▶ _DO THIS_: Select all lines with the string "positions" in them, and copy those lines.

▶ _DATA TO USE_:
[Start]

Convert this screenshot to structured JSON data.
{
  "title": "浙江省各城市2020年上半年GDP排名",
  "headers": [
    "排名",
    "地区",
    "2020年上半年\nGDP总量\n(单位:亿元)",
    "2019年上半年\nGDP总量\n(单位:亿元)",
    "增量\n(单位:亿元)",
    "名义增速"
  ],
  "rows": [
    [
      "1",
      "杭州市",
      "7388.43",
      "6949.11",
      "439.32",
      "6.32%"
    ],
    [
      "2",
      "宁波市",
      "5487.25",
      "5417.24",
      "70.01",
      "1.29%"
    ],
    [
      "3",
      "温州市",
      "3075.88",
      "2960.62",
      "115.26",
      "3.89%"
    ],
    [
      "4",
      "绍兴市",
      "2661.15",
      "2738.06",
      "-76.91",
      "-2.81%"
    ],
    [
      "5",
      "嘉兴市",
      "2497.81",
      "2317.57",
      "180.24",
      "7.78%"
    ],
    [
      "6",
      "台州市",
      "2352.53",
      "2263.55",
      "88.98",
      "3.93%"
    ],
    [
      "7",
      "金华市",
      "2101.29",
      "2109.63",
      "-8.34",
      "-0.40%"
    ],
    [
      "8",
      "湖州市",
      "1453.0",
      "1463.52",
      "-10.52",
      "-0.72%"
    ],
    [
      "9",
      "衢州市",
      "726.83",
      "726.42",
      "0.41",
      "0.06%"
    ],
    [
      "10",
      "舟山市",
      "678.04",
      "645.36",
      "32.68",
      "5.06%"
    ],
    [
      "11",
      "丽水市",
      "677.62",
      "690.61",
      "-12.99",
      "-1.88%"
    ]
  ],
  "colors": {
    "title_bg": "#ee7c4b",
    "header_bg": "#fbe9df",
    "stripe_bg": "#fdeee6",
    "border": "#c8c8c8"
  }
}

[End]
[Start]

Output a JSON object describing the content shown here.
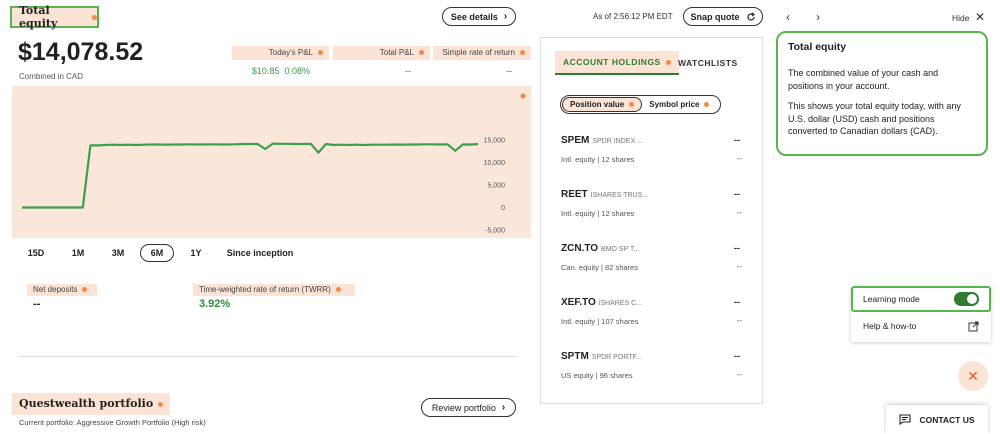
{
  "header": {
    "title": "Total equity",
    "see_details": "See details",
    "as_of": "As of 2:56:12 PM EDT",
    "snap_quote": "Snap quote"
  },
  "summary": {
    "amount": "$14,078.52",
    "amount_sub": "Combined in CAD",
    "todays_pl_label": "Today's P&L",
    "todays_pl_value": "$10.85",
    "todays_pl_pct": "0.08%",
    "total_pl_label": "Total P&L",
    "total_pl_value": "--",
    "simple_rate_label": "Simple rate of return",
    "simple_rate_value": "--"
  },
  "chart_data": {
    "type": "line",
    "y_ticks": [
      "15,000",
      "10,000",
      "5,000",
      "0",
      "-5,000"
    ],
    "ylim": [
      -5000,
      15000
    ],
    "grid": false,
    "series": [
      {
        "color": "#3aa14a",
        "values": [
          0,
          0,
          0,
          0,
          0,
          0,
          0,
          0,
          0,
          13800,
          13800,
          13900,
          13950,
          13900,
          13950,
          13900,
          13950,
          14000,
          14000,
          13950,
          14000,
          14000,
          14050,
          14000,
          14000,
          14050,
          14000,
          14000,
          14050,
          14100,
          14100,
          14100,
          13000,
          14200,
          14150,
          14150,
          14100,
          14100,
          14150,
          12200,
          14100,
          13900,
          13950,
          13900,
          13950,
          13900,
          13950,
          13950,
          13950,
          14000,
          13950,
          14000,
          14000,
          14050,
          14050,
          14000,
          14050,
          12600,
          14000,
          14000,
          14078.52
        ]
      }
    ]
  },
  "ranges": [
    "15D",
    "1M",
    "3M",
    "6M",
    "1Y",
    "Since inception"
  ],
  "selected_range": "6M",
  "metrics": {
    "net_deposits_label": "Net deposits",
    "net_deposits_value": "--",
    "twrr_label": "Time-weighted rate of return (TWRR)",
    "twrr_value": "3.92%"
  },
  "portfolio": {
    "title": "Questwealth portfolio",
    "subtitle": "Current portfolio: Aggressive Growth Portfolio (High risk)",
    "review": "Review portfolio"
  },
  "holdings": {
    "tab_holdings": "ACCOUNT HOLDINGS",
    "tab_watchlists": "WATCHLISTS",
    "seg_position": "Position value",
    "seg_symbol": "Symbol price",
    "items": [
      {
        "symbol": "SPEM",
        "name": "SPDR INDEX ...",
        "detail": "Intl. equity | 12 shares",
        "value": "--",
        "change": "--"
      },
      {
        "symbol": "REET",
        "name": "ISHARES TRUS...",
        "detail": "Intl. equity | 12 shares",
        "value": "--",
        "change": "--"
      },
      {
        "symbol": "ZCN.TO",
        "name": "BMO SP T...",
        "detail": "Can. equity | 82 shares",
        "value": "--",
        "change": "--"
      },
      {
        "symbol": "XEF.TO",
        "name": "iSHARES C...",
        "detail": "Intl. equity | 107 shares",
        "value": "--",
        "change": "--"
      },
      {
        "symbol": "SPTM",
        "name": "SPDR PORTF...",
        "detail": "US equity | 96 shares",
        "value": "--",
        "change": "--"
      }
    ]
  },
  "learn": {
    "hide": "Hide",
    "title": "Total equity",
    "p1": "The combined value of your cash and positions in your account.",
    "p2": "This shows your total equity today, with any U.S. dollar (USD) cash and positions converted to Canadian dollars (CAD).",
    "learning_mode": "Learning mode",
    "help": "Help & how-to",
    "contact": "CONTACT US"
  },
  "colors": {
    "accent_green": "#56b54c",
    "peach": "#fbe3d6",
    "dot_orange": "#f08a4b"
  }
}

[End]

▶ _TASK OUTPUT_:
    "p1": "The combined value of your cash and positions in your account.",
    "p2": "This shows your total equity today, with any U.S. dollar (USD) cash and positions converted to Canadian dollars (CAD).",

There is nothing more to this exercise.